(Your instructions): Go through the entries below and pick out every line with "this".
--------------------------------
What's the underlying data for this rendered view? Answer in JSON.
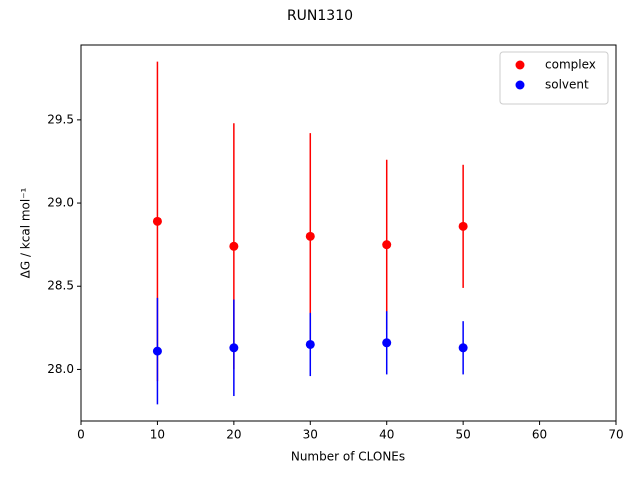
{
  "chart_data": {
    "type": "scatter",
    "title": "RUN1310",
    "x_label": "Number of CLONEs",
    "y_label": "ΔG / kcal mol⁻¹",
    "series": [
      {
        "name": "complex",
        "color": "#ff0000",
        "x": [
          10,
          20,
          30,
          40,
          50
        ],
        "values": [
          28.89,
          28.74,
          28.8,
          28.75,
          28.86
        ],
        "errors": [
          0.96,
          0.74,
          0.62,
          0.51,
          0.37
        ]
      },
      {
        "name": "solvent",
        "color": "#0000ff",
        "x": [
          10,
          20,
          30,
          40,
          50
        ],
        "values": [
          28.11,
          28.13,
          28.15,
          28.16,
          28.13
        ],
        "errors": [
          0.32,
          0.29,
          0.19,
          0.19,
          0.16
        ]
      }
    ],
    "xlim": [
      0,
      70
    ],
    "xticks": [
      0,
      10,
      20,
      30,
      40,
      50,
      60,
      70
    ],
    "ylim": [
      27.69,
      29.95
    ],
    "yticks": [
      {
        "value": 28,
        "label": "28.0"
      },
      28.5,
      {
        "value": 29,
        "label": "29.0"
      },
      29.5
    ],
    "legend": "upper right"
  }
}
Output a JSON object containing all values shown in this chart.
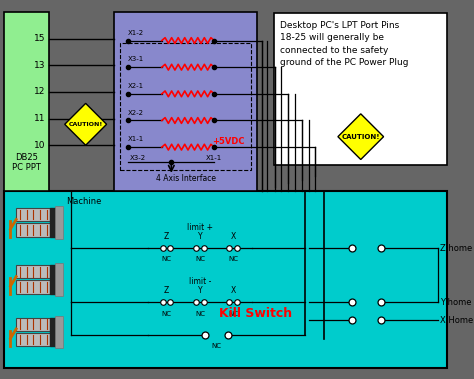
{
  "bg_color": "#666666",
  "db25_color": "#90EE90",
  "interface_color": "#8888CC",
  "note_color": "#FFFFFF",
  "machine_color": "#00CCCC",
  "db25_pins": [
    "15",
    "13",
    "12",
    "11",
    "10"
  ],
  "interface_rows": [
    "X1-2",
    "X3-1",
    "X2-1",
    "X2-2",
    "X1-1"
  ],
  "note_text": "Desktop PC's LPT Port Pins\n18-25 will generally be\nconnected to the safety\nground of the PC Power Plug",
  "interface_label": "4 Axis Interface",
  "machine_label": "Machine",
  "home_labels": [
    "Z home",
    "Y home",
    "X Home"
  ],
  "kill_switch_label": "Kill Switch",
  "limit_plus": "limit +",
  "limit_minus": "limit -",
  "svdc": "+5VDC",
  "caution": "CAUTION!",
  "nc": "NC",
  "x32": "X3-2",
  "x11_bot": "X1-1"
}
--------------------------------
(Correct result):
What's the underlying data for this rendered view? Answer in JSON.
Output a JSON object containing all values shown in this chart.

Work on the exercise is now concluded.